# START OF Source data

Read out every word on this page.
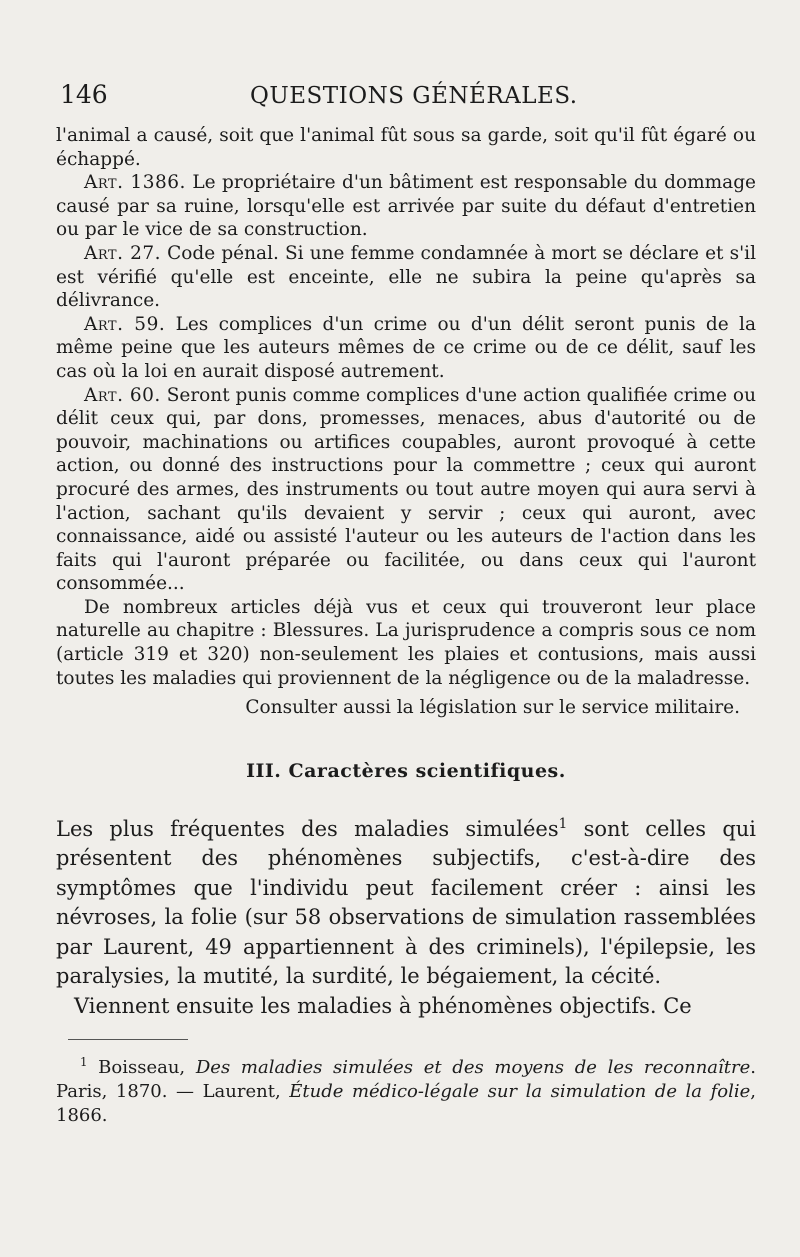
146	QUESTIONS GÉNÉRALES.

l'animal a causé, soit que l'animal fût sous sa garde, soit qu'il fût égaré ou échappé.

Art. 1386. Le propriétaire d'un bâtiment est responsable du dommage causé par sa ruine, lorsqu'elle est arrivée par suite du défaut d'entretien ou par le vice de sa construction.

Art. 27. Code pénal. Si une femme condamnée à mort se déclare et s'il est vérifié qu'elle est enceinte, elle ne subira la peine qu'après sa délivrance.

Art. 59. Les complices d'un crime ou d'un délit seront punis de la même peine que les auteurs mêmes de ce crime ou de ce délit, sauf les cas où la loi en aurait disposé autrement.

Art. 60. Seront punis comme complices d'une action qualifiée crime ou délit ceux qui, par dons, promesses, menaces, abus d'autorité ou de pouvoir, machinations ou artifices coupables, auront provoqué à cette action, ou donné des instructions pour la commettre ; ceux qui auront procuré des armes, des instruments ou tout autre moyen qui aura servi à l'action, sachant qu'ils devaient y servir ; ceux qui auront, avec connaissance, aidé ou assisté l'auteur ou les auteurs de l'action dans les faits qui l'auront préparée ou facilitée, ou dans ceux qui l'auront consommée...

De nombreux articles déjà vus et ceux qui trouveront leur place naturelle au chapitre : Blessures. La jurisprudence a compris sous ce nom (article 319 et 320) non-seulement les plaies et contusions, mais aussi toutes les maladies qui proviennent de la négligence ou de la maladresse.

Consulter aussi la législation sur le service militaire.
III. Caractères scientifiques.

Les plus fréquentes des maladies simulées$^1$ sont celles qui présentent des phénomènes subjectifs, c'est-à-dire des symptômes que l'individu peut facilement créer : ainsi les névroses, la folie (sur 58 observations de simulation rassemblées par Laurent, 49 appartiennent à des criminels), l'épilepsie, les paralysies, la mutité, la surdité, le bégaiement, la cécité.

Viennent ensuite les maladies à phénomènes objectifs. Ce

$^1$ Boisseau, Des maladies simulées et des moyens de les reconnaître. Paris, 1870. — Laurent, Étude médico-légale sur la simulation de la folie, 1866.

# END OF Source data
# START OF Source data

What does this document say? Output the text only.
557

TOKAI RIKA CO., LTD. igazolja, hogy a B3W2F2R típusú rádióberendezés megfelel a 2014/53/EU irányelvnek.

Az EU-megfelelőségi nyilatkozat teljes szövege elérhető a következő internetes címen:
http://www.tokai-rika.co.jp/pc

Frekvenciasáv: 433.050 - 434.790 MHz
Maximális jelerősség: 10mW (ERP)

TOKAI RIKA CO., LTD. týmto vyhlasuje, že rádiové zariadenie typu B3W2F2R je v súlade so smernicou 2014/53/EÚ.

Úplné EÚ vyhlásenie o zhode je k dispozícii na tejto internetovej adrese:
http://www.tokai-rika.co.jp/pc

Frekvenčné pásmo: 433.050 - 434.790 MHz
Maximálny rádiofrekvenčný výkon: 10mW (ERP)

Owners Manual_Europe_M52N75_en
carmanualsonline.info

# END OF Source data

What is required: Read the entries and select each line where the word "aussi" is found.

Answer to this problem:
De nombreux articles déjà vus et ceux qui trouveront leur place naturelle au chapitre : Blessures. La jurisprudence a compris sous ce nom (article 319 et 320) non-seulement les plaies et contusions, mais aussi toutes les maladies qui proviennent de la négligence ou de la maladresse.
Consulter aussi la législation sur le service militaire.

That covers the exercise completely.